● **Directions**:
Go through the entries and count the lines with the string "getValues" in them. Give only that number.

(Collected data entries)
■ ■ ■ ■ ■
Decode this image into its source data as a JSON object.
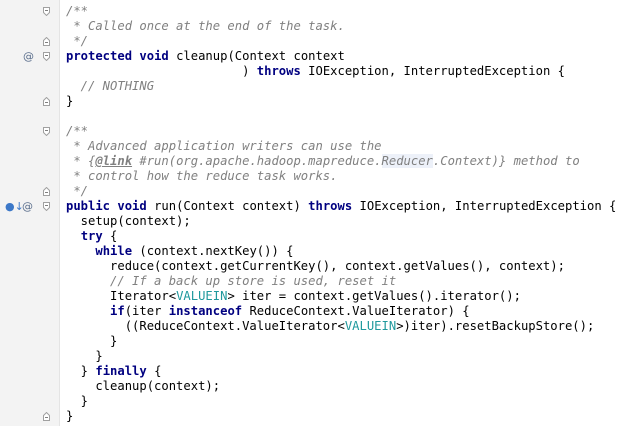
{
  "editor": {
    "lines": [
      {
        "fold": "top",
        "tokens": [
          {
            "t": "/**",
            "c": "cm"
          }
        ]
      },
      {
        "tokens": [
          {
            "t": " * Called once at the end of the task.",
            "c": "cm"
          }
        ]
      },
      {
        "fold": "bottom",
        "tokens": [
          {
            "t": " */",
            "c": "cm"
          }
        ]
      },
      {
        "gutter": "at",
        "fold": "top",
        "tokens": [
          {
            "t": "protected",
            "c": "kw"
          },
          {
            "t": " "
          },
          {
            "t": "void",
            "c": "kw"
          },
          {
            "t": " cleanup(Context context"
          }
        ]
      },
      {
        "tokens": [
          {
            "t": "                        ) "
          },
          {
            "t": "throws",
            "c": "kw"
          },
          {
            "t": " IOException, InterruptedException {"
          }
        ]
      },
      {
        "tokens": [
          {
            "t": "  // NOTHING",
            "c": "cm"
          }
        ]
      },
      {
        "fold": "bottom",
        "tokens": [
          {
            "t": "}"
          }
        ]
      },
      {
        "tokens": []
      },
      {
        "fold": "top",
        "tokens": [
          {
            "t": "/**",
            "c": "cm"
          }
        ]
      },
      {
        "tokens": [
          {
            "t": " * Advanced application writers can use the",
            "c": "cm"
          }
        ]
      },
      {
        "tokens": [
          {
            "t": " * {",
            "c": "cm"
          },
          {
            "t": "@link",
            "c": "tag"
          },
          {
            "t": " #run(org.apache.hadoop.mapreduce.",
            "c": "cm"
          },
          {
            "t": "Reducer",
            "c": "cm hl"
          },
          {
            "t": ".Context)} method to",
            "c": "cm"
          }
        ]
      },
      {
        "tokens": [
          {
            "t": " * control how the reduce task works.",
            "c": "cm"
          }
        ]
      },
      {
        "fold": "bottom",
        "tokens": [
          {
            "t": " */",
            "c": "cm"
          }
        ]
      },
      {
        "gutter": "override-at",
        "fold": "top",
        "tokens": [
          {
            "t": "public",
            "c": "kw"
          },
          {
            "t": " "
          },
          {
            "t": "void",
            "c": "kw"
          },
          {
            "t": " run(Context context) "
          },
          {
            "t": "throws",
            "c": "kw"
          },
          {
            "t": " IOException, InterruptedException {"
          }
        ]
      },
      {
        "tokens": [
          {
            "t": "  setup(context);"
          }
        ]
      },
      {
        "tokens": [
          {
            "t": "  "
          },
          {
            "t": "try",
            "c": "kw"
          },
          {
            "t": " {"
          }
        ]
      },
      {
        "tokens": [
          {
            "t": "    "
          },
          {
            "t": "while",
            "c": "kw"
          },
          {
            "t": " (context.nextKey()) {"
          }
        ]
      },
      {
        "tokens": [
          {
            "t": "      reduce(context.getCurrentKey(), context.getValues(), context);"
          }
        ]
      },
      {
        "tokens": [
          {
            "t": "      // If a back up store is used, reset it",
            "c": "cm"
          }
        ]
      },
      {
        "tokens": [
          {
            "t": "      Iterator<"
          },
          {
            "t": "VALUEIN",
            "c": "tp"
          },
          {
            "t": "> iter = context.getValues().iterator();"
          }
        ]
      },
      {
        "tokens": [
          {
            "t": "      "
          },
          {
            "t": "if",
            "c": "kw"
          },
          {
            "t": "(iter "
          },
          {
            "t": "instanceof",
            "c": "kw"
          },
          {
            "t": " ReduceContext.ValueIterator) {"
          }
        ]
      },
      {
        "tokens": [
          {
            "t": "        ((ReduceContext.ValueIterator<"
          },
          {
            "t": "VALUEIN",
            "c": "tp"
          },
          {
            "t": ">)iter).resetBackupStore();"
          }
        ]
      },
      {
        "tokens": [
          {
            "t": "      }"
          }
        ]
      },
      {
        "tokens": [
          {
            "t": "    }"
          }
        ]
      },
      {
        "tokens": [
          {
            "t": "  } "
          },
          {
            "t": "finally",
            "c": "kw"
          },
          {
            "t": " {"
          }
        ]
      },
      {
        "tokens": [
          {
            "t": "    cleanup(context);"
          }
        ]
      },
      {
        "tokens": [
          {
            "t": "  }"
          }
        ]
      },
      {
        "fold": "bottom",
        "tokens": [
          {
            "t": "}"
          }
        ]
      }
    ],
    "gutter_icons": {
      "at": "@",
      "override": "●↓"
    },
    "colors": {
      "keyword": "#000080",
      "comment": "#808080",
      "type_param": "#20999d",
      "gutter_bg": "#f3f3f3",
      "highlight": "#edf1f9"
    }
  }
}
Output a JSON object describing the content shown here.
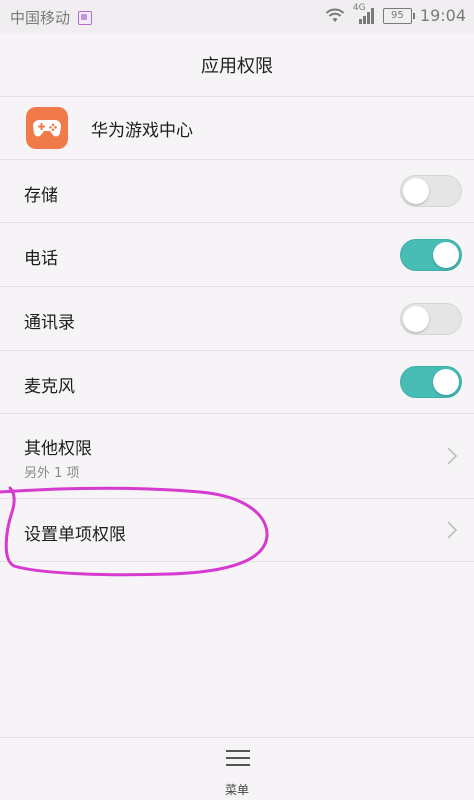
{
  "status_bar": {
    "carrier": "中国移动",
    "network": "4G",
    "battery": "95",
    "time": "19:04"
  },
  "header": {
    "title": "应用权限"
  },
  "app": {
    "name": "华为游戏中心",
    "icon_name": "gamepad-icon",
    "icon_color": "#f07a4a"
  },
  "permissions": [
    {
      "label": "存储",
      "enabled": false
    },
    {
      "label": "电话",
      "enabled": true
    },
    {
      "label": "通讯录",
      "enabled": false
    },
    {
      "label": "麦克风",
      "enabled": true
    }
  ],
  "other_permissions": {
    "label": "其他权限",
    "sub": "另外 1 项"
  },
  "single_permission": {
    "label": "设置单项权限"
  },
  "bottom_menu": {
    "label": "菜单"
  },
  "colors": {
    "toggle_on": "#47bdb6",
    "toggle_off": "#e6e5e6",
    "annotation": "#d63ad0"
  }
}
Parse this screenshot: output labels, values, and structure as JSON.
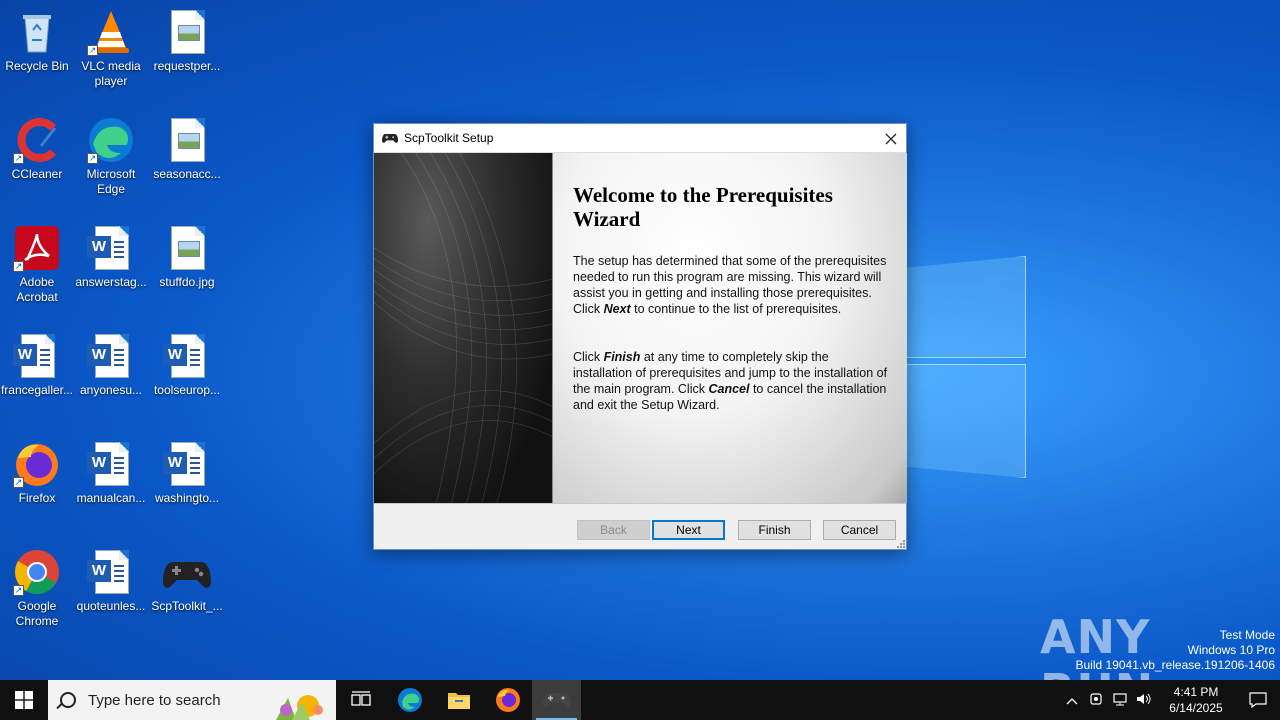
{
  "desktop": {
    "icons": [
      {
        "label": "Recycle Bin",
        "icon": "recycle-bin-icon"
      },
      {
        "label": "VLC media player",
        "icon": "vlc-icon"
      },
      {
        "label": "requestper...",
        "icon": "image-file-icon"
      },
      {
        "label": "CCleaner",
        "icon": "ccleaner-icon"
      },
      {
        "label": "Microsoft Edge",
        "icon": "edge-icon"
      },
      {
        "label": "seasonacc...",
        "icon": "image-file-icon"
      },
      {
        "label": "Adobe Acrobat",
        "icon": "acrobat-icon"
      },
      {
        "label": "answerstag...",
        "icon": "word-doc-icon"
      },
      {
        "label": "stuffdo.jpg",
        "icon": "image-file-icon"
      },
      {
        "label": "francegaller...",
        "icon": "word-doc-icon"
      },
      {
        "label": "anyonesu...",
        "icon": "word-doc-icon"
      },
      {
        "label": "toolseurop...",
        "icon": "word-doc-icon"
      },
      {
        "label": "Firefox",
        "icon": "firefox-icon"
      },
      {
        "label": "manualcan...",
        "icon": "word-doc-icon"
      },
      {
        "label": "washingto...",
        "icon": "word-doc-icon"
      },
      {
        "label": "Google Chrome",
        "icon": "chrome-icon"
      },
      {
        "label": "quoteunles...",
        "icon": "word-doc-icon"
      },
      {
        "label": "ScpToolkit_...",
        "icon": "gamepad-icon"
      }
    ]
  },
  "dialog": {
    "title": "ScpToolkit Setup",
    "heading": "Welcome to the Prerequisites Wizard",
    "para1_a": "The setup has determined that some of the prerequisites needed to run this program are missing. This wizard will assist you in getting and installing those prerequisites. Click ",
    "para1_b": "Next",
    "para1_c": " to continue to the list of prerequisites.",
    "para2_a": "Click ",
    "para2_b": "Finish",
    "para2_c": " at any time to completely skip the installation of prerequisites and jump to the installation of the main program. Click ",
    "para2_d": "Cancel",
    "para2_e": " to cancel the installation and exit the Setup Wizard.",
    "buttons": {
      "back": "Back",
      "next": "Next",
      "finish": "Finish",
      "cancel": "Cancel"
    }
  },
  "watermark": {
    "brand": "ANY RUN",
    "line1": "Test Mode",
    "line2": "Windows 10 Pro",
    "line3": "Build 19041.vb_release.191206-1406"
  },
  "taskbar": {
    "search_placeholder": "Type here to search",
    "time": "4:41 PM",
    "date": "6/14/2025"
  }
}
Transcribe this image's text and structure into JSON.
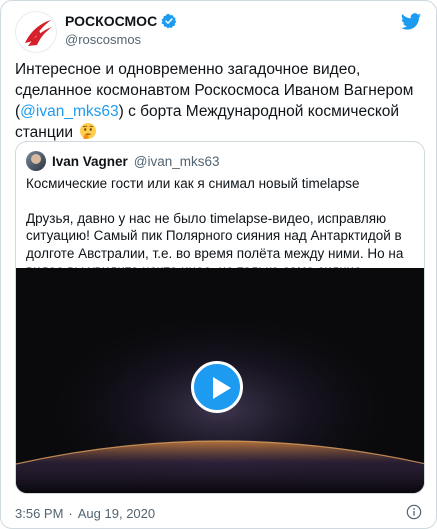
{
  "author": {
    "name": "РОСКОСМОС",
    "handle": "@roscosmos"
  },
  "tweet": {
    "text_before": "Интересное и одновременно загадочное видео, сделанное космонавтом Роскосмоса Иваном Вагнером (",
    "mention": "@ivan_mks63",
    "text_after": ") с борта Международной космической станции",
    "emoji": "thinking-face-emoji"
  },
  "quoted": {
    "name": "Ivan Vagner",
    "handle": "@ivan_mks63",
    "line1": "Космические гости или как я снимал новый timelapse",
    "paragraph": "Друзья, давно у нас не было timelapse-видео, исправляю ситуацию! Самый пик Полярного сияния над Антарктидой в долготе Австралии, т.е. во время полёта между ними. Но на видео вы увидите нечто иное, не только само сияние..."
  },
  "meta": {
    "time": "3:56 PM",
    "separator": "·",
    "date": "Aug 19, 2020"
  },
  "colors": {
    "accent": "#1d9bf0",
    "text": "#0f1419",
    "secondary": "#536471",
    "border": "#cfd9de",
    "video_bg": "#0a0a0c"
  },
  "icons": [
    "roscosmos-logo",
    "verified-badge-icon",
    "twitter-bird-icon",
    "play-icon",
    "info-icon"
  ]
}
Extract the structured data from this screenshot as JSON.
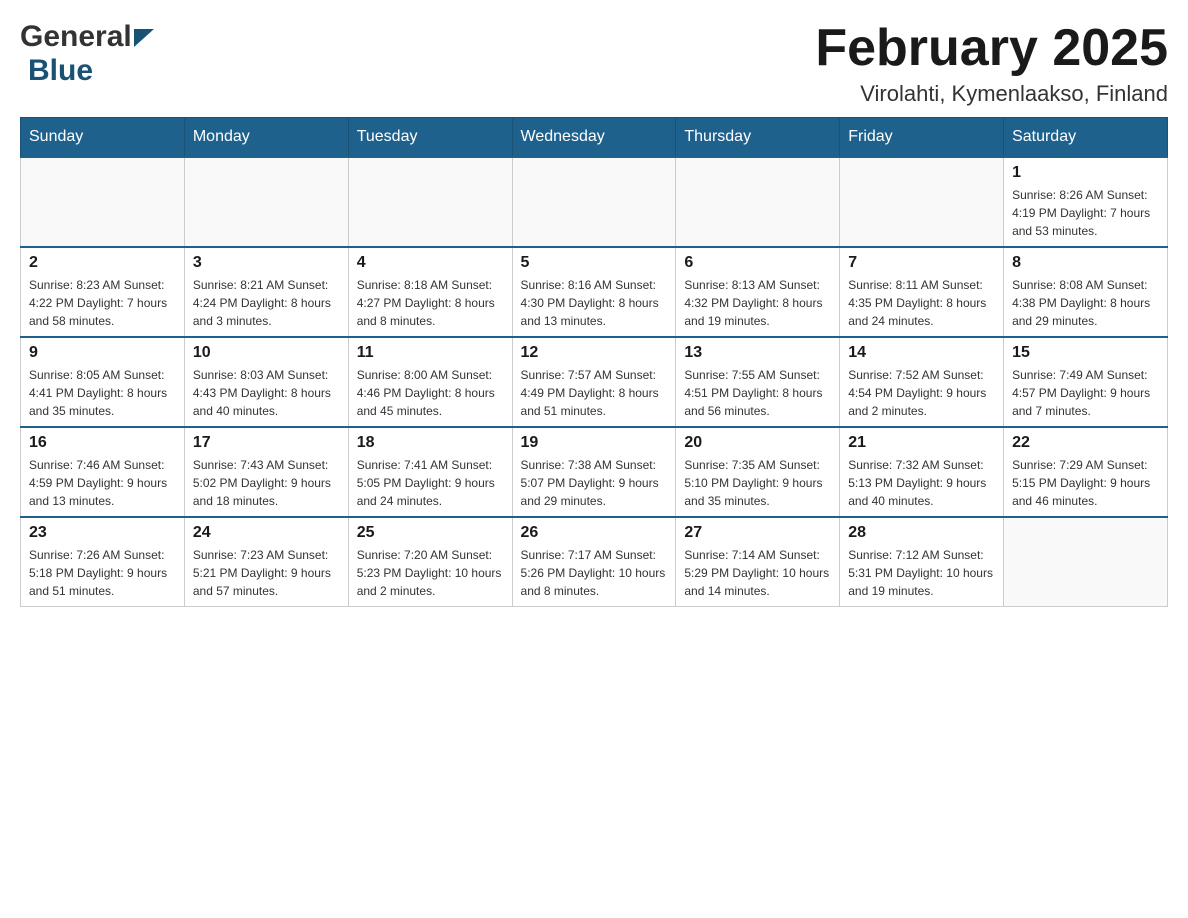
{
  "header": {
    "logo_general": "General",
    "logo_blue": "Blue",
    "title": "February 2025",
    "subtitle": "Virolahti, Kymenlaakso, Finland"
  },
  "weekdays": [
    "Sunday",
    "Monday",
    "Tuesday",
    "Wednesday",
    "Thursday",
    "Friday",
    "Saturday"
  ],
  "weeks": [
    [
      {
        "day": "",
        "info": ""
      },
      {
        "day": "",
        "info": ""
      },
      {
        "day": "",
        "info": ""
      },
      {
        "day": "",
        "info": ""
      },
      {
        "day": "",
        "info": ""
      },
      {
        "day": "",
        "info": ""
      },
      {
        "day": "1",
        "info": "Sunrise: 8:26 AM\nSunset: 4:19 PM\nDaylight: 7 hours and 53 minutes."
      }
    ],
    [
      {
        "day": "2",
        "info": "Sunrise: 8:23 AM\nSunset: 4:22 PM\nDaylight: 7 hours and 58 minutes."
      },
      {
        "day": "3",
        "info": "Sunrise: 8:21 AM\nSunset: 4:24 PM\nDaylight: 8 hours and 3 minutes."
      },
      {
        "day": "4",
        "info": "Sunrise: 8:18 AM\nSunset: 4:27 PM\nDaylight: 8 hours and 8 minutes."
      },
      {
        "day": "5",
        "info": "Sunrise: 8:16 AM\nSunset: 4:30 PM\nDaylight: 8 hours and 13 minutes."
      },
      {
        "day": "6",
        "info": "Sunrise: 8:13 AM\nSunset: 4:32 PM\nDaylight: 8 hours and 19 minutes."
      },
      {
        "day": "7",
        "info": "Sunrise: 8:11 AM\nSunset: 4:35 PM\nDaylight: 8 hours and 24 minutes."
      },
      {
        "day": "8",
        "info": "Sunrise: 8:08 AM\nSunset: 4:38 PM\nDaylight: 8 hours and 29 minutes."
      }
    ],
    [
      {
        "day": "9",
        "info": "Sunrise: 8:05 AM\nSunset: 4:41 PM\nDaylight: 8 hours and 35 minutes."
      },
      {
        "day": "10",
        "info": "Sunrise: 8:03 AM\nSunset: 4:43 PM\nDaylight: 8 hours and 40 minutes."
      },
      {
        "day": "11",
        "info": "Sunrise: 8:00 AM\nSunset: 4:46 PM\nDaylight: 8 hours and 45 minutes."
      },
      {
        "day": "12",
        "info": "Sunrise: 7:57 AM\nSunset: 4:49 PM\nDaylight: 8 hours and 51 minutes."
      },
      {
        "day": "13",
        "info": "Sunrise: 7:55 AM\nSunset: 4:51 PM\nDaylight: 8 hours and 56 minutes."
      },
      {
        "day": "14",
        "info": "Sunrise: 7:52 AM\nSunset: 4:54 PM\nDaylight: 9 hours and 2 minutes."
      },
      {
        "day": "15",
        "info": "Sunrise: 7:49 AM\nSunset: 4:57 PM\nDaylight: 9 hours and 7 minutes."
      }
    ],
    [
      {
        "day": "16",
        "info": "Sunrise: 7:46 AM\nSunset: 4:59 PM\nDaylight: 9 hours and 13 minutes."
      },
      {
        "day": "17",
        "info": "Sunrise: 7:43 AM\nSunset: 5:02 PM\nDaylight: 9 hours and 18 minutes."
      },
      {
        "day": "18",
        "info": "Sunrise: 7:41 AM\nSunset: 5:05 PM\nDaylight: 9 hours and 24 minutes."
      },
      {
        "day": "19",
        "info": "Sunrise: 7:38 AM\nSunset: 5:07 PM\nDaylight: 9 hours and 29 minutes."
      },
      {
        "day": "20",
        "info": "Sunrise: 7:35 AM\nSunset: 5:10 PM\nDaylight: 9 hours and 35 minutes."
      },
      {
        "day": "21",
        "info": "Sunrise: 7:32 AM\nSunset: 5:13 PM\nDaylight: 9 hours and 40 minutes."
      },
      {
        "day": "22",
        "info": "Sunrise: 7:29 AM\nSunset: 5:15 PM\nDaylight: 9 hours and 46 minutes."
      }
    ],
    [
      {
        "day": "23",
        "info": "Sunrise: 7:26 AM\nSunset: 5:18 PM\nDaylight: 9 hours and 51 minutes."
      },
      {
        "day": "24",
        "info": "Sunrise: 7:23 AM\nSunset: 5:21 PM\nDaylight: 9 hours and 57 minutes."
      },
      {
        "day": "25",
        "info": "Sunrise: 7:20 AM\nSunset: 5:23 PM\nDaylight: 10 hours and 2 minutes."
      },
      {
        "day": "26",
        "info": "Sunrise: 7:17 AM\nSunset: 5:26 PM\nDaylight: 10 hours and 8 minutes."
      },
      {
        "day": "27",
        "info": "Sunrise: 7:14 AM\nSunset: 5:29 PM\nDaylight: 10 hours and 14 minutes."
      },
      {
        "day": "28",
        "info": "Sunrise: 7:12 AM\nSunset: 5:31 PM\nDaylight: 10 hours and 19 minutes."
      },
      {
        "day": "",
        "info": ""
      }
    ]
  ]
}
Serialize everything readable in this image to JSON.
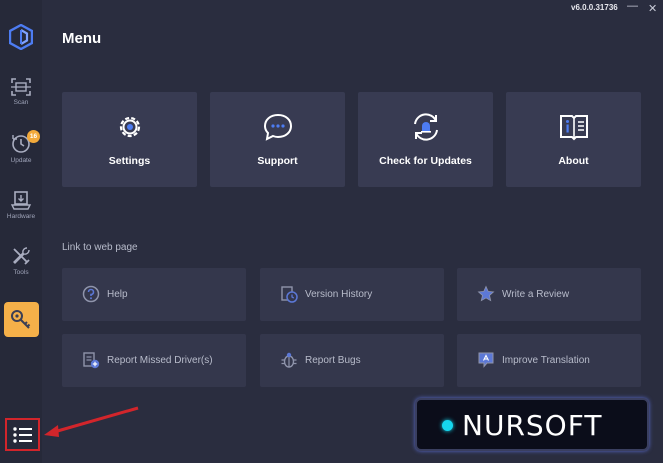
■ ■ ■ ■ ■
● **Written answer**:
2